## Entries shown
— begin —
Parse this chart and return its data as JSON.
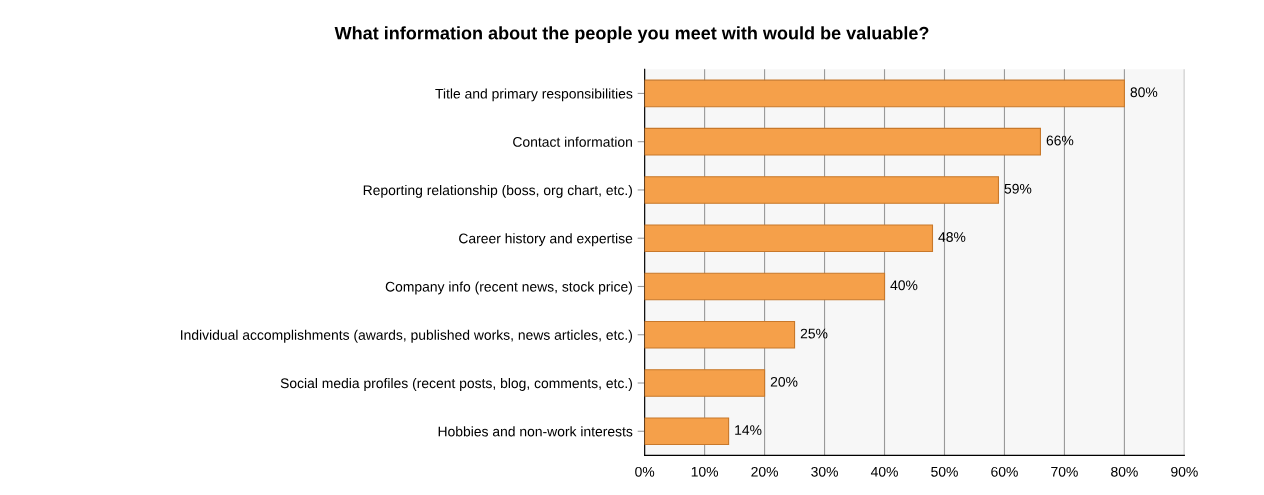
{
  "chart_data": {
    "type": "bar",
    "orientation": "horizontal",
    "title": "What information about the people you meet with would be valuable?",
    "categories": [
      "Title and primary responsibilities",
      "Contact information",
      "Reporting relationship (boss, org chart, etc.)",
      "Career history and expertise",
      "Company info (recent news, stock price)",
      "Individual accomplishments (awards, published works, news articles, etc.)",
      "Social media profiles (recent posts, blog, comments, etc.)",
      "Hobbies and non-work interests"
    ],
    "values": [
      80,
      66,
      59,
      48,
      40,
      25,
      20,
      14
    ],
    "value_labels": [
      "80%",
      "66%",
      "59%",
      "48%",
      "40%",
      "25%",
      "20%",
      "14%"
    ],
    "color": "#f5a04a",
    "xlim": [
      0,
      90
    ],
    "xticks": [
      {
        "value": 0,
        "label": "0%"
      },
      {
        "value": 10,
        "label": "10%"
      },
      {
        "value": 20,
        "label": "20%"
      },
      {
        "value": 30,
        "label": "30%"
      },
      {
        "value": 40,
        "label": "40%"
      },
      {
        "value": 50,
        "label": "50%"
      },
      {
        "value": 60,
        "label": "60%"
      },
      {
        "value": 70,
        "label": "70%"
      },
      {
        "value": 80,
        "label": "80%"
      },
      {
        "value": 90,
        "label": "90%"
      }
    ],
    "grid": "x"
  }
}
— end —
## What you are asked to do
In the material above, show every line where the word "news" turns up.

## Exercise output
      "Company info (recent news, stock price)",
      "Individual accomplishments (awards, published works, news articles, etc.)",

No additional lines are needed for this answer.